-- Start TASK INPUT --
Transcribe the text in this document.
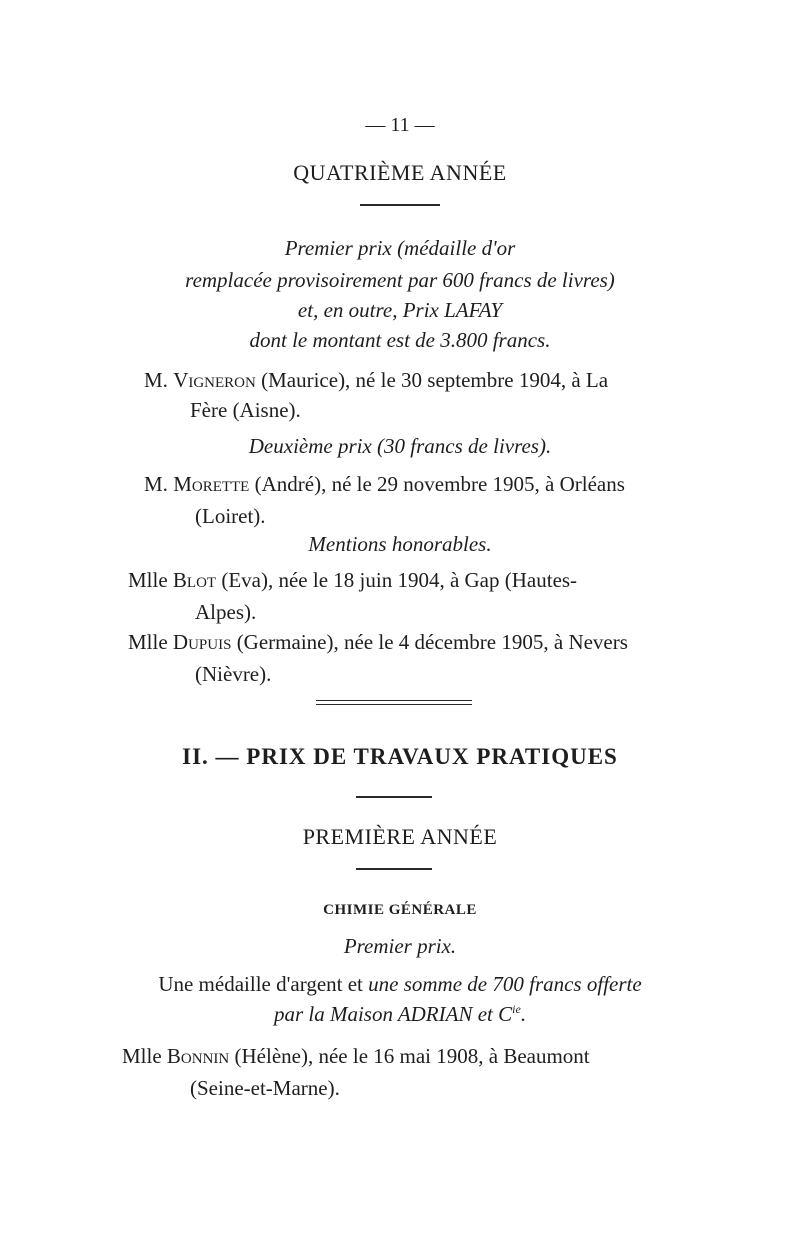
— 11 —
QUATRIÈME ANNÉE
Premier prix (médaille d'or
remplacée provisoirement par 600 francs de livres)
et, en outre, Prix LAFAY
dont le montant est de 3.800 francs.
M. Vigneron (Maurice), né le 30 septembre 1904, à La
Fère (Aisne).
Deuxième prix (30 francs de livres).
M. Morette (André), né le 29 novembre 1905, à Orléans
(Loiret).
Mentions honorables.
Mlle Blot (Eva), née le 18 juin 1904, à Gap (Hautes-
Alpes).
Mlle Dupuis (Germaine), née le 4 décembre 1905, à Nevers
(Nièvre).
II. — PRIX DE TRAVAUX PRATIQUES
PREMIÈRE ANNÉE
CHIMIE GÉNÉRALE
Premier prix.
Une médaille d'argent et une somme de 700 francs offerte
par la Maison ADRIAN et $C^{ie}$.
Mlle Bonnin (Hélène), née le 16 mai 1908, à Beaumont
(Seine-et-Marne).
-- End TASK INPUT --
**SET PROBLEM**
Copy each line above that contains the string "médaille".

**FINISHED TASK**
Premier prix (médaille d'or
Une médaille d'argent et une somme de 700 francs offerte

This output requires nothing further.